# Objective
Check each line of the listing below for the string "Choice", and copy the ones that have it.

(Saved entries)
::::
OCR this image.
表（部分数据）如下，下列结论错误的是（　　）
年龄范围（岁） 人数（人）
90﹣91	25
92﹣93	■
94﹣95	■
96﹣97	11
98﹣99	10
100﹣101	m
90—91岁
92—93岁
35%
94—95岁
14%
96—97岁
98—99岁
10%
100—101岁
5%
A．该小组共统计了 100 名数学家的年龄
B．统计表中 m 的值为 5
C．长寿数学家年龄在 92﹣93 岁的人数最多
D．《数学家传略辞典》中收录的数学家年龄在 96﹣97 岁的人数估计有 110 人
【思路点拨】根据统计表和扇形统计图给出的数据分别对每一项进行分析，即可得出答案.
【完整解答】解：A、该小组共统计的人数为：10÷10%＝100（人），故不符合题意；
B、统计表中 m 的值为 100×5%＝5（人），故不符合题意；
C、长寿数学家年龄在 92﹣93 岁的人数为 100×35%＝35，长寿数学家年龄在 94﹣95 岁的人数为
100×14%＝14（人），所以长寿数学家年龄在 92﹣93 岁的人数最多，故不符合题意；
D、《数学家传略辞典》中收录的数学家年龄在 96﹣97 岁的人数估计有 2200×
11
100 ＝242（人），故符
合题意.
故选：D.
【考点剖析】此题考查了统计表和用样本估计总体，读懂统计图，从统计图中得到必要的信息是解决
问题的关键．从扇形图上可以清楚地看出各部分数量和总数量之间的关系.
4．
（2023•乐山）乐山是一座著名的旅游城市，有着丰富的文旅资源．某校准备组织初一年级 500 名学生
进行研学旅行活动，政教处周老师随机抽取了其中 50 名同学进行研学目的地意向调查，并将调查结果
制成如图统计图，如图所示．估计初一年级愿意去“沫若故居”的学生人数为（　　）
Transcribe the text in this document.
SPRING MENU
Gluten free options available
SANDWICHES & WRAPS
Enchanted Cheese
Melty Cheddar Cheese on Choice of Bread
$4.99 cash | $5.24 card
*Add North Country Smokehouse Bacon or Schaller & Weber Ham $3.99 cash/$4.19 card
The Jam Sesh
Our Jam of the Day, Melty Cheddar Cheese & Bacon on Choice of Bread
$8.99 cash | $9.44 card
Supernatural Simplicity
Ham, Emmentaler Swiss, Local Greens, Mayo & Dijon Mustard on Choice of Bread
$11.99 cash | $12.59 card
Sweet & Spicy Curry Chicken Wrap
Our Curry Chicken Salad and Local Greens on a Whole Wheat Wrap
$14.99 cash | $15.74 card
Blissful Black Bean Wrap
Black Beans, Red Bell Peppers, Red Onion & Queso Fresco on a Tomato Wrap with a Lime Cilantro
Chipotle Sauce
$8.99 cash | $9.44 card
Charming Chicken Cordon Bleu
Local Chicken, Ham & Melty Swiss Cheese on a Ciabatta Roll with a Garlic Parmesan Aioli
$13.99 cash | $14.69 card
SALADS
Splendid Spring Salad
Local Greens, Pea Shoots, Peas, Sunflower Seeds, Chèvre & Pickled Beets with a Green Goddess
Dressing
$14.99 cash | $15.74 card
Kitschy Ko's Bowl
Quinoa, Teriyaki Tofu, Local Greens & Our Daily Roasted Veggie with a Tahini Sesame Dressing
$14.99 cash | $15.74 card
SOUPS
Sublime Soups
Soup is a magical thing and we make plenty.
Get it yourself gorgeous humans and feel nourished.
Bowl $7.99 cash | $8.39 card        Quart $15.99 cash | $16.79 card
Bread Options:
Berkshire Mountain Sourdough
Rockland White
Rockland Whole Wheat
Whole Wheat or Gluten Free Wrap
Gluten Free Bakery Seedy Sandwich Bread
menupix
::::
# Task result
Melty Cheddar Cheese on Choice of Bread
Our Jam of the Day, Melty Cheddar Cheese & Bacon on Choice of Bread
Ham, Emmentaler Swiss, Local Greens, Mayo & Dijon Mustard on Choice of Bread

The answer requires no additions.